#### [Opdrachten]
1. Citeer uit de schriftelijke vragen over NVWA-toezicht op dierenwelzijn letterlijk alles vanaf "Schriftelijke vragen : Toezicht" tot en met "25 februari 2019).".
2. Vervolg de schriftelijke vragen over NVWA-toezicht op dierenwelzijn, direct aansluitend op de laatste getoonde zin.

Schriftelijke vragen : Toezicht en handhaving binnen het domein dierenwelzijn van de NVWA
Vragen van het lid Ouwehand (PvdD) aan de Minister van Landbouw, Natuur en Voedselkwaliteit over toezicht en handhaving binnen het domein dierenwelzijn van de NVWA (ingezonden 25 februari 2019).
Vraag 1
Hoeveel toezichthouders zijn er werkzaam binnen de Nederlandse Voedsel- en Warenautoriteit
(NVWA)?
Vraag 2
Hoeveel NVWA-toezichthouders houden zich bezig met reguliere controles binnen het
totale domein dierenwelzijn en hoeveel van deze medewerkers hebben een studie diergeneeskunde
afgerond?
Vraag 3
Hoeveel NVWA-toezichthouders houden zich bezig met reguliere controles op primaire
bedrijven in de veehouderij?
Vraag 4
Hoeveel van deze medewerkers die toezicht houden op primaire bedrijven komen daadwerkelijk
in stallen?
Vraag 5
Hoeveel van deze medewerkers die in de stallen komen, hebben een studie diergeneeskunde
afgerond, hoeveel tijd is er voor hen beschikbaar voor inspecties en is dit voldoende
volgens u?
Vraag 6
Hoeveel NVWA-toezichthouders houden zich bezig met reguliere controles op diertransporten?
Vraag 7
Hoeveel van deze medewerkers die toezicht houden op diertransporten komen daadwerkelijk
bij de veewagens?

#### [Fragmenten uit lijst]
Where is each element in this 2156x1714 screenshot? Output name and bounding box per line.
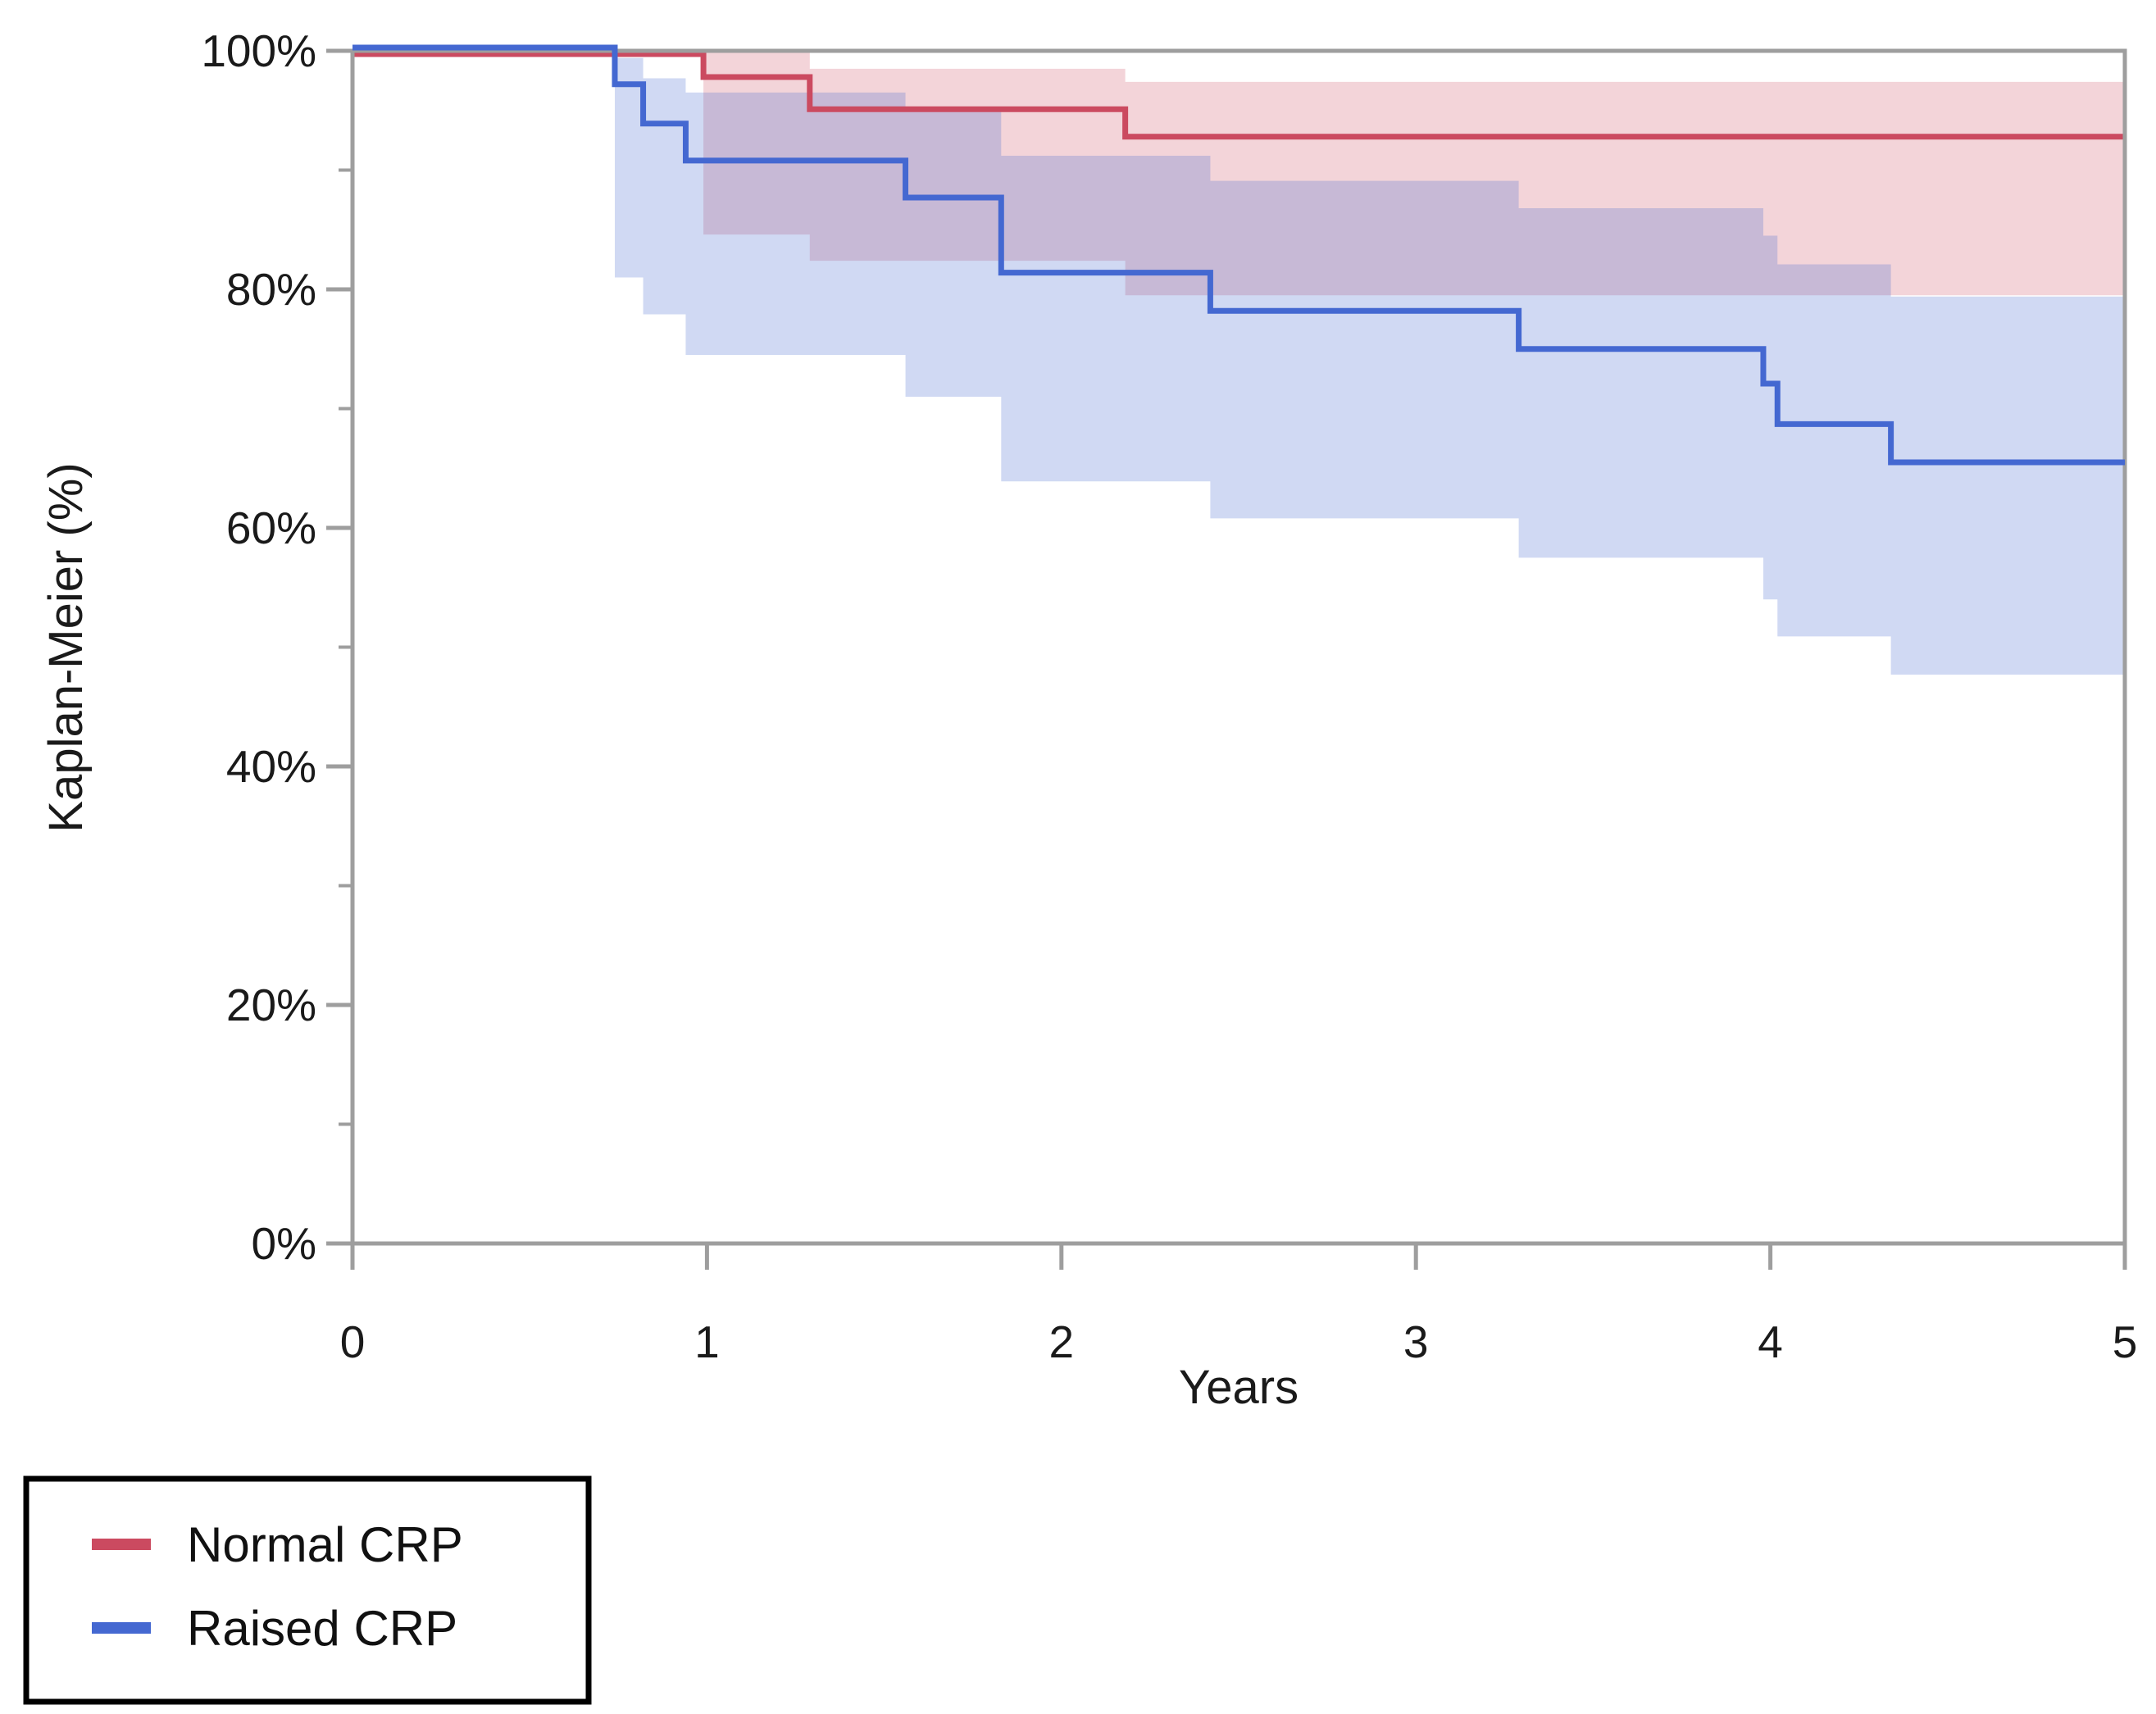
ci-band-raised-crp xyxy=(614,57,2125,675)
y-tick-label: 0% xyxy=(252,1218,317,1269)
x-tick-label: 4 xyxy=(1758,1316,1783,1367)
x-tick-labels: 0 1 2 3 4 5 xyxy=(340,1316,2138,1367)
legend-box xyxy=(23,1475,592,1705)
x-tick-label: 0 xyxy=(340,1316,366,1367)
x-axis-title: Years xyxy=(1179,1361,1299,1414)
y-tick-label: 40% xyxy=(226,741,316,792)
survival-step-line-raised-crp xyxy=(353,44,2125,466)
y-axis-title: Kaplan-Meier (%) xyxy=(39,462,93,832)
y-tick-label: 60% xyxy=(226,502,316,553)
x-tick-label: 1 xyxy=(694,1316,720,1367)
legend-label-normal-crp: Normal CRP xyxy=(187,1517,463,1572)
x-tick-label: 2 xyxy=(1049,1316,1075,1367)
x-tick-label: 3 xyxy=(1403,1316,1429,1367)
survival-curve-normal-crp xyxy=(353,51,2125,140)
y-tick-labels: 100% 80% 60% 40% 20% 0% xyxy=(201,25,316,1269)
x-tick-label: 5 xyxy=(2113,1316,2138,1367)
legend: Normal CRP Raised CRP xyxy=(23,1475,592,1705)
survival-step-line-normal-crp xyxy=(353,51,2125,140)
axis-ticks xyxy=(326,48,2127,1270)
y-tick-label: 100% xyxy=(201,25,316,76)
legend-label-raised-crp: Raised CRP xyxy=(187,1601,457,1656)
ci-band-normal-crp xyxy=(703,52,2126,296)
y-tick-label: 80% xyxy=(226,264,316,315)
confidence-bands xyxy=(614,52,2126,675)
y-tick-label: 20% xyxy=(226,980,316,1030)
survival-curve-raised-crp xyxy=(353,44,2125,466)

* * *

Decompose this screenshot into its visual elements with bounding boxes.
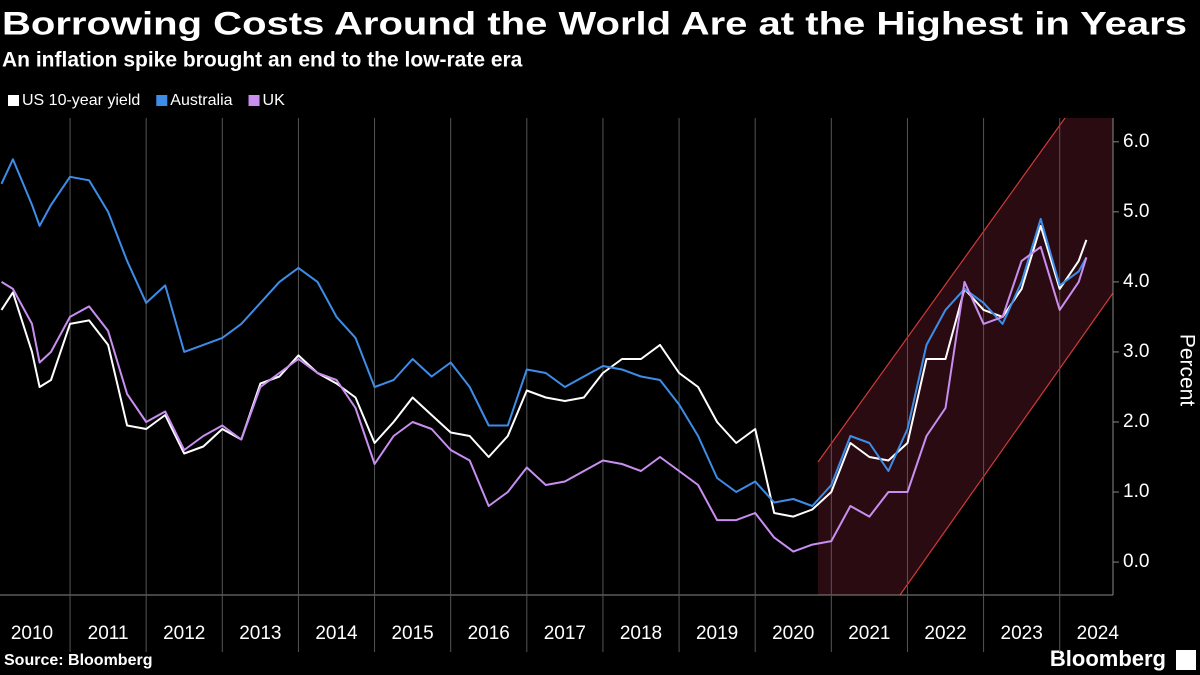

* * *

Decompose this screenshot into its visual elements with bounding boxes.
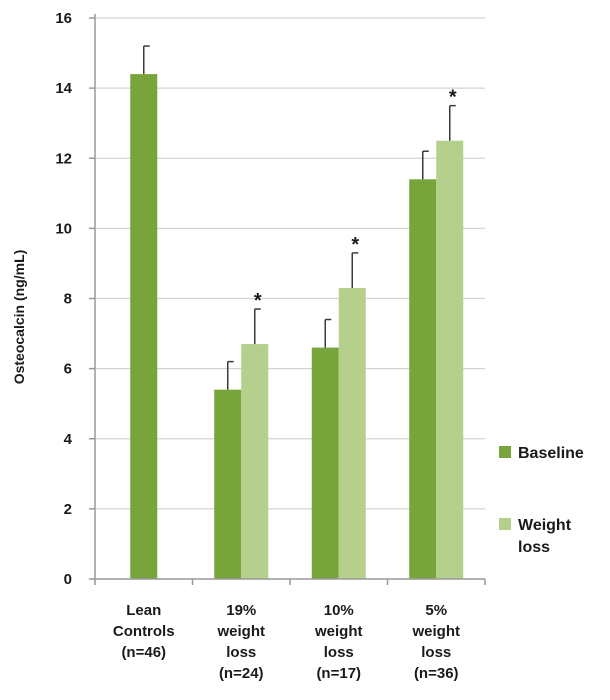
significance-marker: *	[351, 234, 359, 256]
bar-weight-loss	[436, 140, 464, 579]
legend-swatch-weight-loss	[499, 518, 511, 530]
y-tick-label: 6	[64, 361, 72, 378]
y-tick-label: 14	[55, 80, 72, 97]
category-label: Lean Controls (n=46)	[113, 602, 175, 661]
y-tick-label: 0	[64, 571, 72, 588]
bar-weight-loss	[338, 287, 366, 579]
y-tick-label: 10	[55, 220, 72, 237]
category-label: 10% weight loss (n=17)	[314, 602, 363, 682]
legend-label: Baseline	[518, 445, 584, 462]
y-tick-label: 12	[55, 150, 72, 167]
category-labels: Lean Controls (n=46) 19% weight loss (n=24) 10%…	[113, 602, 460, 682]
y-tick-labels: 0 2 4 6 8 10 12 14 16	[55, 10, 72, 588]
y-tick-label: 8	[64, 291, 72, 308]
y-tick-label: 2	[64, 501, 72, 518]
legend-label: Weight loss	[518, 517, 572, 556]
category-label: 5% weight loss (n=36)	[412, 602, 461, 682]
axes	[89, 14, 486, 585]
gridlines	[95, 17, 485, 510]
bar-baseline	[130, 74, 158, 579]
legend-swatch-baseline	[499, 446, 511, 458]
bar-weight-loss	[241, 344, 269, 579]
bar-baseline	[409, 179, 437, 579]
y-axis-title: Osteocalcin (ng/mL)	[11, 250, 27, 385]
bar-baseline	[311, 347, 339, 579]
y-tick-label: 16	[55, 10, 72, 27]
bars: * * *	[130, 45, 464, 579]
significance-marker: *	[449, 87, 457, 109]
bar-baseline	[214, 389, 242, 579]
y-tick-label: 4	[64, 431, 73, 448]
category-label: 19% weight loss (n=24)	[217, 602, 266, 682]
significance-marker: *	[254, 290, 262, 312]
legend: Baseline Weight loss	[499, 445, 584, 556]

#### [Resultaten per opdracht]
1.
Schriftelijke vragen : Toezicht en handhaving binnen het domein dierenwelzijn van de NVWA
Vragen van het lid Ouwehand (PvdD) aan de Minister van Landbouw, Natuur en Voedselkwaliteit over toezicht en handhaving binnen het domein dierenwelzijn van de NVWA (ingezonden 25 februari 2019).

2.
Vraag 8
Hoeveel van deze medewerkers die toezicht houden op veewagens hebben een studie diergeneeskunde
afgerond, hoeveel tijd is er voor hen beschikbaar voor inspecties en is dit voldoende
volgens u?
Vraag 9
Hoeveel NVWA-toezichthouders houden zich bezig met reguliere controles op het doden
van dieren?
Vraag 10
Hoeveel van deze medewerkers die toezicht houden op het doden van dieren komen daadwerkelijk
in slachthuizen en/of op andere locaties waar dieren worden gedood?
Vraag 11
Hoeveel van deze medewerkers die toezicht houden in slachthuizen en/of andere locaties
waar dieren worden gedood hebben een studie diergeneeskunde afgerond, hoeveel tijd
is er voor hen beschikbaar voor inspecties en is dit voldoende volgens u?
Vraag 12
Hoeveel NVWA-toezichthouders houden zich bezig met reguliere controles op bedrijfsmatig
gehouden gezelschapsdieren?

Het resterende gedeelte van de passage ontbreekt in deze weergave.